--- Start DATASET RECORDS ---

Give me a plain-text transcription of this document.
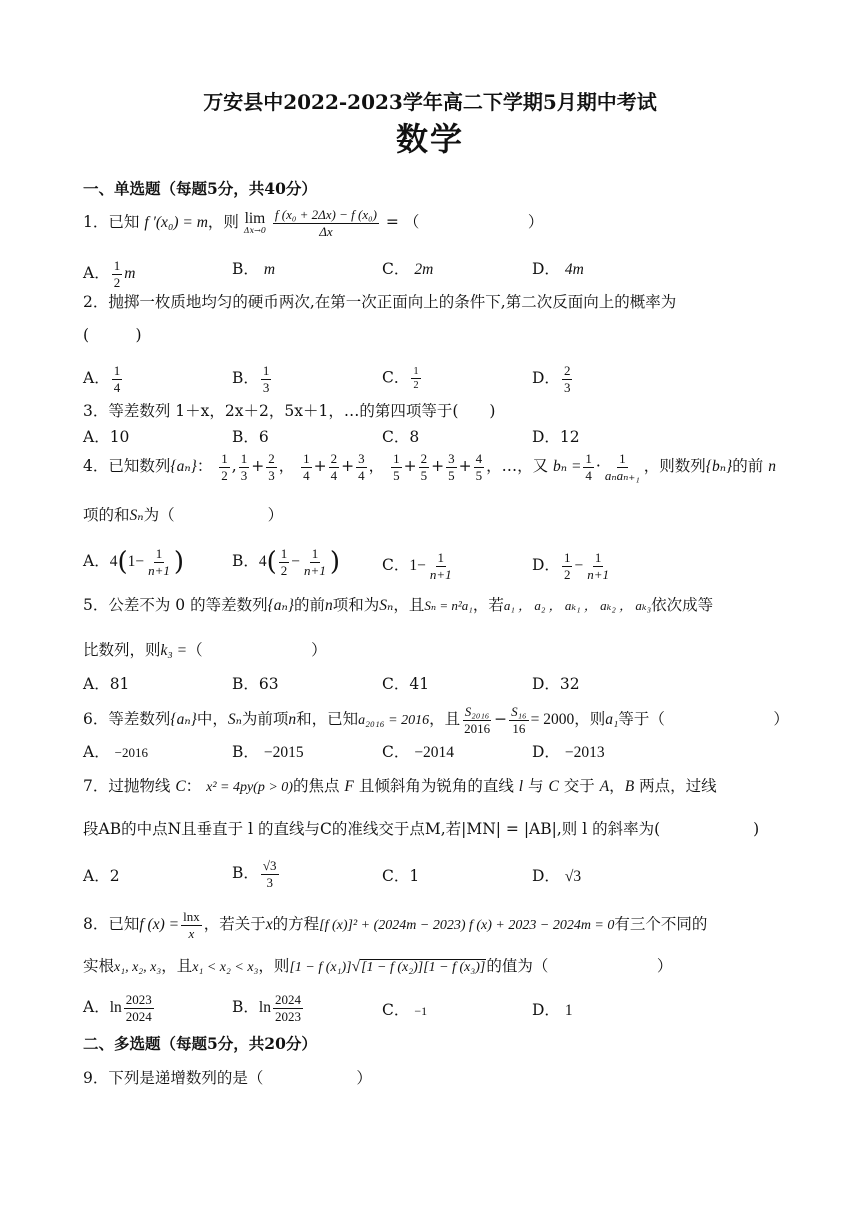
万安县中2022-2023学年高二下学期5月期中考试
数学
一、单选题（每题5分，共40分）
1．已知 f ′(x₀) = m，则 lim
Δx→0
$\frac{\text{f (x₀ + 2Δx) − f (x₀)}}{\Delta x}$ = （　　　　　　　）
A． $\frac{1}{2}$ m	B． m	C． 2m	D． 4m
2．抛掷一枚质地均匀的硬币两次,在第一次正面向上的条件下,第二次反面向上的概率为
(　　　)
A． $\frac{1}{4}$	B． $\frac{1}{3}$	C． $\frac{1}{2}$	D． $\frac{2}{3}$
3．等差数列 1＋x，2x＋2，5x＋1，…的第四项等于(　　)
A．10	B．6	C．8	D．12
4．已知数列{aₙ}： $\frac{1}{2}$ , $\frac{1}{3} + \frac{2}{3}$ ， $\frac{1}{4} + \frac{2}{4} + \frac{3}{4}$ ， $\frac{1}{5} + \frac{2}{5} + \frac{3}{5} + \frac{4}{5}$ ，…，又 $b_n = \frac{1}{4} \cdot \frac{1}{\text{aₙaₙ₊₁}}$ ，则数列{bₙ}的前 n
项的和Sₙ为（　　　　　　）
A．$4(1- \frac{1}{n+1}$ )	B．$4( \frac{1}{2} - \frac{1}{n+1}$ )	C．$1- \frac{1}{n+1}$	D． $\frac{1}{2} - \frac{1}{n+1}$
5．公差不为 0 的等差数列{aₙ}的前n项和为Sₙ，且Sₙ = n²a₁，若a₁ ， a₂ ， aₖ₁ ， aₖ₂ ， aₖ₃依次成等
比数列，则k₃ =（　　　　　　　）
A．81	B．63	C．41	D．32
6．等差数列{aₙ}中，Sₙ为前项n和，已知a₂₀₁₆ = 2016，且 $\frac{\text{S₂₀₁₆}}{2016} - \frac{\text{S₁₆}}{16} = 2000$，则a₁等于（　　　　　　　）
A． −2016	B． −2015	C． −2014	D． −2013
7．过抛物线 C： x² = 4py(p > 0)的焦点 F 且倾斜角为锐角的直线 l 与 C 交于 A，B 两点，过线
段AB的中点N且垂直于 l 的直线与C的准线交于点M,若|MN| = |AB|,则 l 的斜率为(　　　　　　)
A．2	B． $\frac{√3}{3}$	C．1	D． √3
8．已知f $(x) = \frac{\ln x}{x}$ ，若关于x的方程[f (x)]² + (2024m − 2023) f (x) + 2023 − 2024m = 0有三个不同的
实根x₁, x₂, x₃，且x₁ < x₂ < x₃，则[1 − f (x₁)]√[1 − f (x₂)][1 − f (x₃)]的值为（　　　　　　　）
A．$\ln \frac{2023}{2024}$	B．$\ln \frac{2024}{2023}$	C． −1	D． 1
二、多选题（每题5分，共20分）
9．下列是递增数列的是（　　　　　　）
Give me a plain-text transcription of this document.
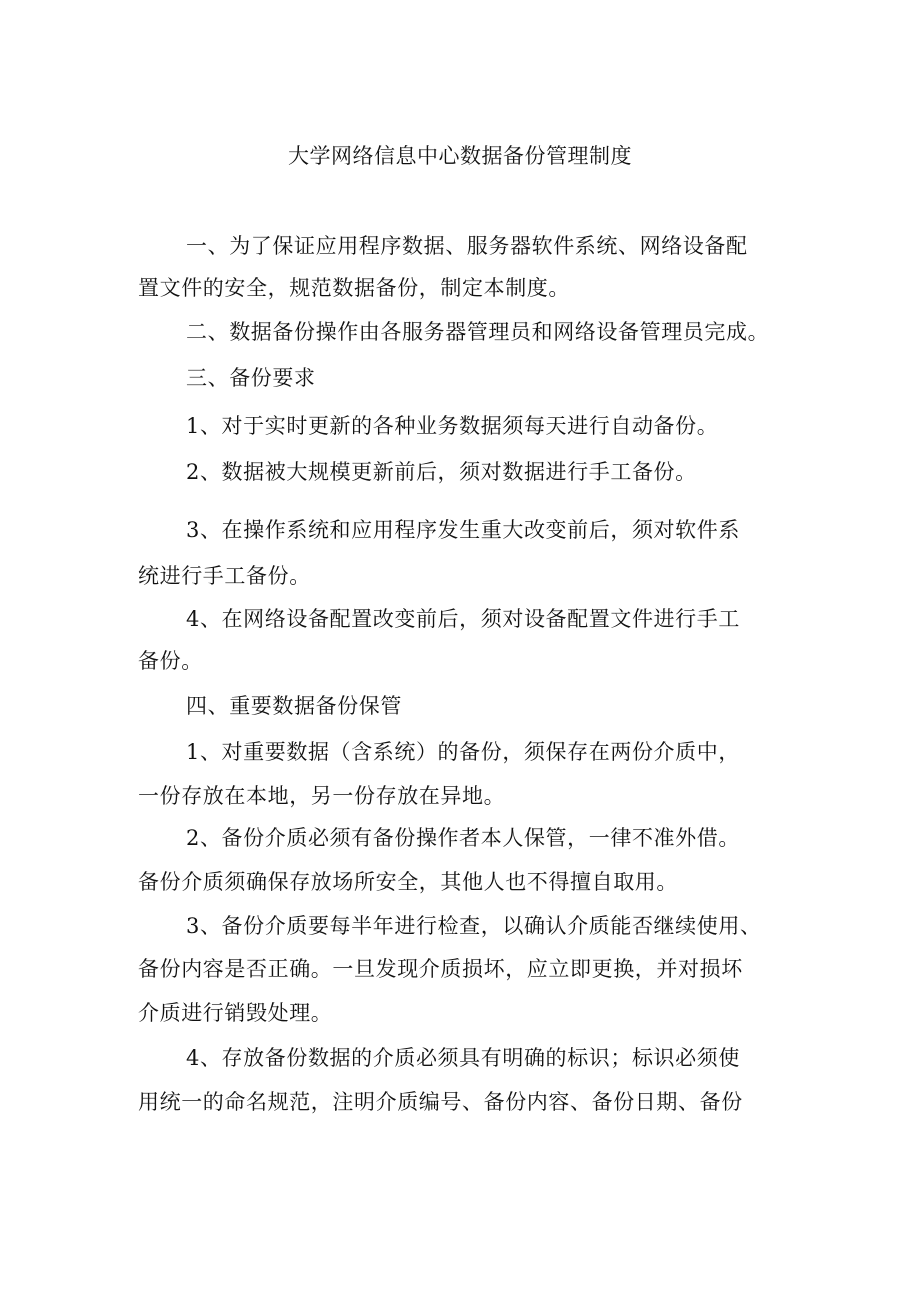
大学网络信息中心数据备份管理制度
一、为了保证应用程序数据、服务器软件系统、网络设备配
置文件的安全，规范数据备份，制定本制度。
二、数据备份操作由各服务器管理员和网络设备管理员完成。
三、备份要求
1、对于实时更新的各种业务数据须每天进行自动备份。
2、数据被大规模更新前后，须对数据进行手工备份。
3、在操作系统和应用程序发生重大改变前后，须对软件系
统进行手工备份。
4、在网络设备配置改变前后，须对设备配置文件进行手工
备份。
四、重要数据备份保管
1、对重要数据（含系统）的备份，须保存在两份介质中，
一份存放在本地，另一份存放在异地。
2、备份介质必须有备份操作者本人保管，一律不准外借。
备份介质须确保存放场所安全，其他人也不得擅自取用。
3、备份介质要每半年进行检查，以确认介质能否继续使用、
备份内容是否正确。一旦发现介质损坏，应立即更换，并对损坏
介质进行销毁处理。
4、存放备份数据的介质必须具有明确的标识；标识必须使
用统一的命名规范，注明介质编号、备份内容、备份日期、备份
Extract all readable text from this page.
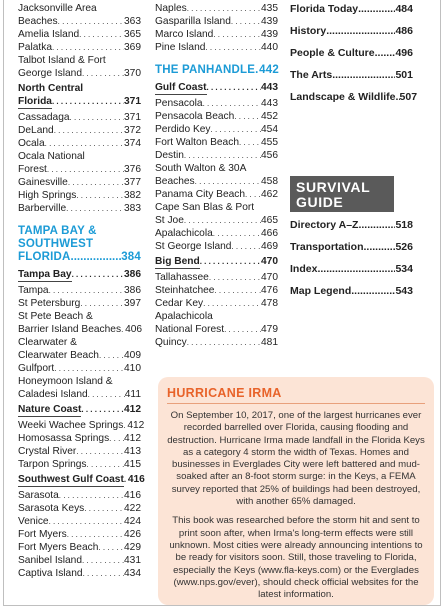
Jacksonville Area
Beaches . . .	363
Amelia Island . . .	365
Palatka . . .	369
Talbot Island & Fort
George Island . . .	370
North Central
Florida . . .	371
Cassadaga . . .	371
DeLand . . .	372
Ocala . . .	374
Ocala National
Forest . . .	376
Gainesville . . .	377
High Springs . . .	382
Barberville . . .	383
TAMPA BAY & SOUTHWEST
FLORIDA .....	384
Tampa Bay . . .	386
Tampa . . .	386
St Petersburg . . .	397
St Pete Beach &
Barrier Island Beaches . . . 406
Clearwater &
Clearwater Beach . . . 409
Gulfport . . .	410
Honeymoon Island &
Caladesi Island . . .	411
Nature Coast . . .	412
Weeki Wachee Springs . . . 412
Homosassa Springs . . . 412
Crystal River . . .	413
Tarpon Springs . . .	415
Southwest Gulf Coast . . . 416
Sarasota . . .	416
Sarasota Keys . . .	422
Venice . . .	424
Fort Myers . . .	426
Fort Myers Beach . . .	429
Sanibel Island . . .	431
Captiva Island . . .	434
Naples . . .	435
Gasparilla Island . . .	439
Marco Island . . .	439
Pine Island . . .	440
THE PANHANDLE ..... 442
Gulf Coast . . .	443
Pensacola . . .	443
Pensacola Beach . . .	452
Perdido Key . . .	454
Fort Walton Beach . . . 455
Destin . . .	456
South Walton & 30A
Beaches . . .	458
Panama City Beach . . . 462
Cape San Blas & Port
St Joe . . .	465
Apalachicola . . .	466
St George Island . . .	469
Big Bend . . .	470
Tallahassee . . .	470
Steinhatchee . . .	476
Cedar Key . . .	478
Apalachicola
National Forest . . .	479
Quincy . . .	481
Florida Today .....	484
History .....	486
People & Culture ..... 496
The Arts .....	501
Landscape & Wildlife ..... 507
SURVIVAL
GUIDE
Directory A–Z .....	518
Transportation .....	526
Index .....	534
Map Legend .....	543
HURRICANE IRMA

On September 10, 2017, one of the largest hurricanes ever recorded barrelled over Florida, causing flooding and destruction. Hurricane Irma made landfall in the Florida Keys as a category 4 storm the width of Texas. Homes and businesses in Everglades City were left battered and mud-soaked after an 8-foot storm surge: in the Keys, a FEMA survey reported that 25% of buildings had been destroyed, with another 65% damaged.

This book was researched before the storm hit and sent to print soon after, when Irma's long-term effects were still unknown. Most cities were already announcing intentions to be ready for visitors soon. Still, those traveling to Florida, especially the Keys (www.fla-keys.com) or the Everglades (www.nps.gov/ever), should check official websites for the latest information.
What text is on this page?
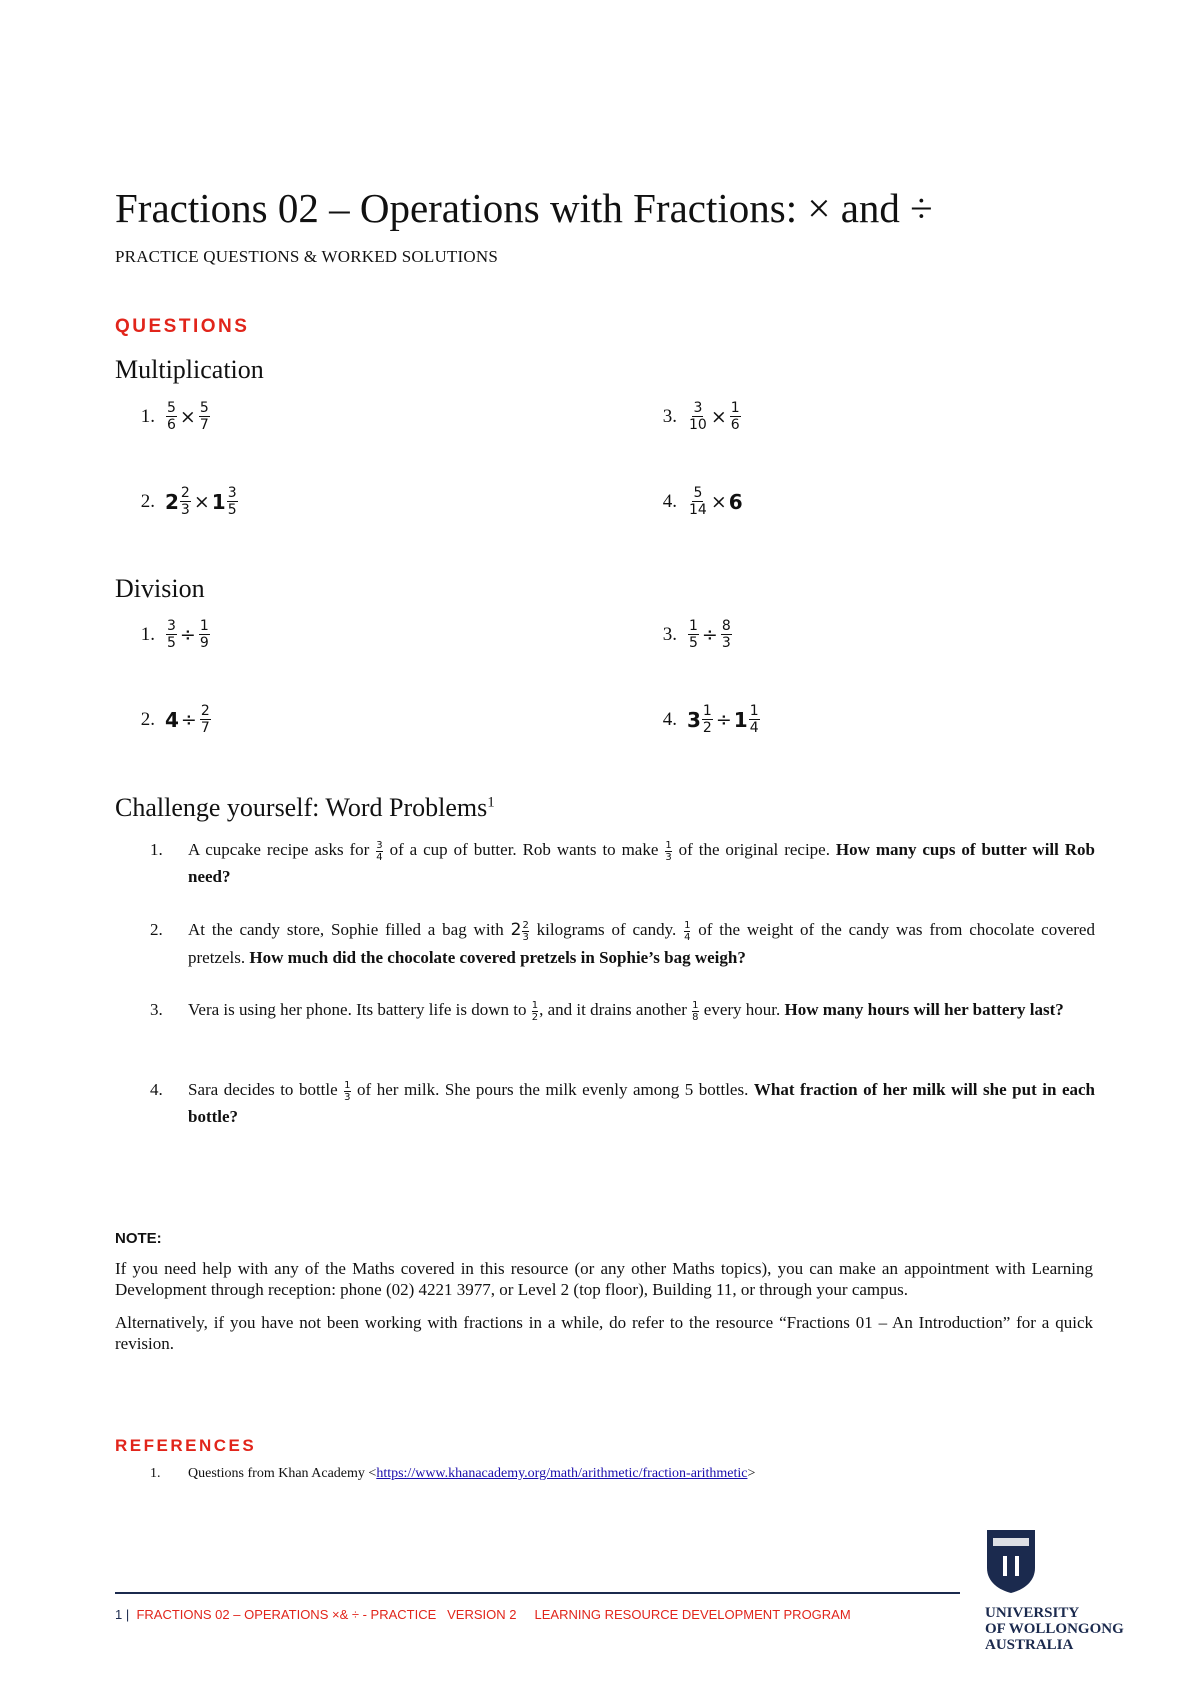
Fractions 02 – Operations with Fractions: × and ÷
PRACTICE QUESTIONS & WORKED SOLUTIONS
QUESTIONS
Multiplication
1. $\frac{5}{6} \times \frac{5}{7}$	3. $\frac{3}{10} \times \frac{1}{6}$
2. $2 \frac{2}{3} \times 1 \frac{3}{5}$	4. $\frac{5}{14} \times 6$
Division
1. $\frac{3}{5} \div \frac{1}{9}$	3. $\frac{1}{5} \div \frac{8}{3}$
2. $4 \div \frac{2}{7}$	4. $3 \frac{1}{2} \div 1 \frac{1}{4}$
Challenge yourself: Word Problems$^1$
1. A cupcake recipe asks for $\frac{3}{4}$ of a cup of butter. Rob wants to make $\frac{1}{3}$ of the original recipe. How many cups of butter will Rob need?
2. At the candy store, Sophie filled a bag with $2 \frac{2}{3}$ kilograms of candy. $\frac{1}{4}$ of the weight of the candy was from chocolate covered pretzels. How much did the chocolate covered pretzels in Sophie’s bag weigh?
3. Vera is using her phone. Its battery life is down to $\frac{1}{2}$ , and it drains another $\frac{1}{8}$ every hour. How many hours will her battery last?
4. Sara decides to bottle $\frac{1}{3}$ of her milk. She pours the milk evenly among 5 bottles. What fraction of her milk will she put in each bottle?
NOTE:
If you need help with any of the Maths covered in this resource (or any other Maths topics), you can make an appointment with Learning Development through reception: phone (02) 4221 3977, or Level 2 (top floor), Building 11, or through your campus.
Alternatively, if you have not been working with fractions in a while, do refer to the resource “Fractions 01 – An Introduction” for a quick revision.
REFERENCES
1. Questions from Khan Academy <https://www.khanacademy.org/math/arithmetic/fraction-arithmetic>
1 | FRACTIONS 02 – OPERATIONS ×& ÷ - PRACTICE VERSION 2 LEARNING RESOURCE DEVELOPMENT PROGRAM	UNIVERSITY
OF WOLLONGONG
AUSTRALIA
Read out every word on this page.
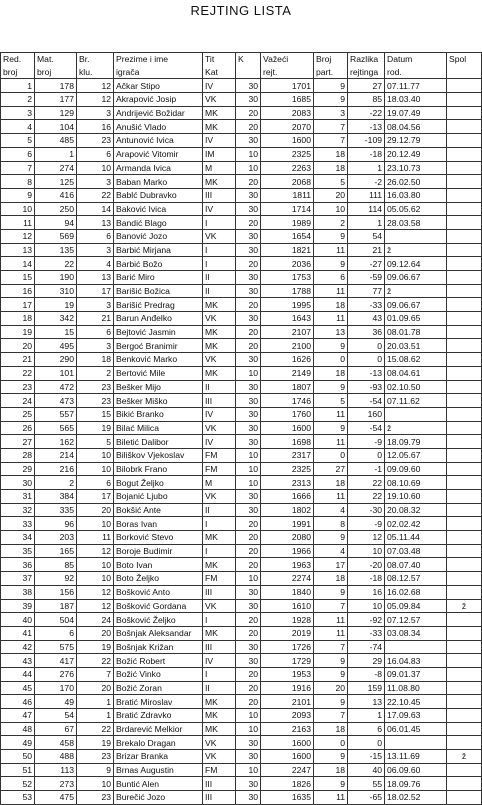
REJTING LISTA
Red.	Mat.	Br.	Prezime i ime	Tit	K	Važeći	Broj	Razlika	Datum	Spol
broj	broj	klu.	igrača	Kat		rejt.	part.	rejtinga	rod.	
1	178	12	Ačkar Stipo	IV	30	1701	9	27	07.11.77	
2	177	12	Akrapović Josip	VK	30	1685	9	85	18.03.40	
3	129	3	Andrijević Božidar	MK	20	2083	3	-22	19.07.49	
4	104	16	Anušić Vlado	MK	20	2070	7	-13	08.04.56	
5	485	23	Antunović Ivica	IV	30	1600	7	-109	29.12.79	
6	1	6	Arapović Vitomir	IM	10	2325	18	-18	20.12.49	
7	274	10	Armanda Ivica	M	10	2263	18	1	23.10.73	
8	125	3	Baban Marko	MK	20	2068	5	-2	26.02.50	
9	416	22	Bablć Dubravko	III	30	1811	20	111	16.03.80	
10	250	14	Baković Ivica	IV	30	1714	10	114	05.05.62	
11	94	13	Bandić Blago	I	20	1989	2	1	28.03.58	
12	569	6	Banović Jozo	VK	30	1654	9	54		
13	135	3	Barbić Mirjana	I	30	1821	11	21	ž	
14	22	4	Barbić Božo	I	20	2036	9	-27	09.12.64	
15	190	13	Barić Miro	II	30	1753	6	-59	09.06.67	
16	310	17	Barišić Božica	II	30	1788	11	77	ž	
17	19	3	Barišić Predrag	MK	20	1995	18	-33	09.06.67	
18	342	21	Barun Anđelko	VK	30	1643	11	43	01.09.65	
19	15	6	Bejtović Jasmin	MK	20	2107	13	36	08.01.78	
20	495	3	Bergoć Branimir	MK	20	2100	9	0	20.03.51	
21	290	18	Benković Marko	VK	30	1626	0	0	15.08.62	
22	101	2	Bertović Mile	MK	10	2149	18	-13	08.04.61	
23	472	23	Bešker Mijo	II	30	1807	9	-93	02.10.50	
24	473	23	Bešker Miško	III	30	1746	5	-54	07.11.62	
25	557	15	Bikić Branko	IV	30	1760	11	160		
26	565	19	Bilać Milica	VK	30	1600	9	-54	ž	
27	162	5	Biletić Dalibor	IV	30	1698	11	-9	18.09.79	
28	214	10	Biliškov Vjekoslav	FM	10	2317	0	0	12.05.67	
29	216	10	Bilobrk Frano	FM	10	2325	27	-1	09.09.60	
30	2	6	Bogut Željko	M	10	2313	18	22	08.10.69	
31	384	17	Bojanić Ljubo	VK	30	1666	11	22	19.10.60	
32	335	20	Bokšić Ante	II	30	1802	4	-30	20.08.32	
33	96	10	Boras Ivan	I	20	1991	8	-9	02.02.42	
34	203	11	Borković Stevo	MK	20	2080	9	12	05.11.44	
35	165	12	Boroje Budimir	I	20	1966	4	10	07.03.48	
36	85	10	Boto Ivan	MK	20	1963	17	-20	08.07.40	
37	92	10	Boto Željko	FM	10	2274	18	-18	08.12.57	
38	156	12	Bošković Anto	III	30	1840	9	16	16.02.68	
39	187	12	Bošković Gordana	VK	30	1610	7	10	05.09.84	ž
40	504	24	Bošković Željko	I	20	1928	11	-92	07.12.57	
41	6	20	Bošnjak Aleksandar	MK	20	2019	11	-33	03.08.34	
42	575	19	Bošnjak Križan	III	30	1726	7	-74		
43	417	22	Božić Robert	IV	30	1729	9	29	16.04.83	
44	276	7	Božić Vinko	I	20	1953	9	-8	09.01.37	
45	170	20	Božić Zoran	II	20	1916	20	159	11.08.80	
46	49	1	Bratić Miroslav	MK	20	2101	9	13	22.10.45	
47	54	1	Bratić Zdravko	MK	10	2093	7	1	17.09.63	
48	67	22	Brdarević Melkior	MK	10	2163	18	6	06.01.45	
49	458	19	Brekalo Dragan	VK	30	1600	0	0		
50	488	23	Brizar Branka	VK	30	1600	9	-15	13.11.69	ž
51	113	9	Brnas Augustin	FM	10	2247	18	40	06.09.60	
52	273	10	Buntić Alen	III	30	1826	9	55	18.09.76	
53	475	23	Burečić Jozo	III	30	1635	11	-65	18.02.52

--- End DATASET RECORDS ---

Look through the material and copy each line that has "need".

### FINISHED TASK
1. A cupcake recipe asks for $\frac{3}{4}$ of a cup of butter. Rob wants to make $\frac{1}{3}$ of the original recipe. How many cups of butter will Rob need?
If you need help with any of the Maths covered in this resource (or any other Maths topics), you can make an appointment with Learning Development through reception: phone (02) 4221 3977, or Level 2 (top floor), Building 11, or through your campus.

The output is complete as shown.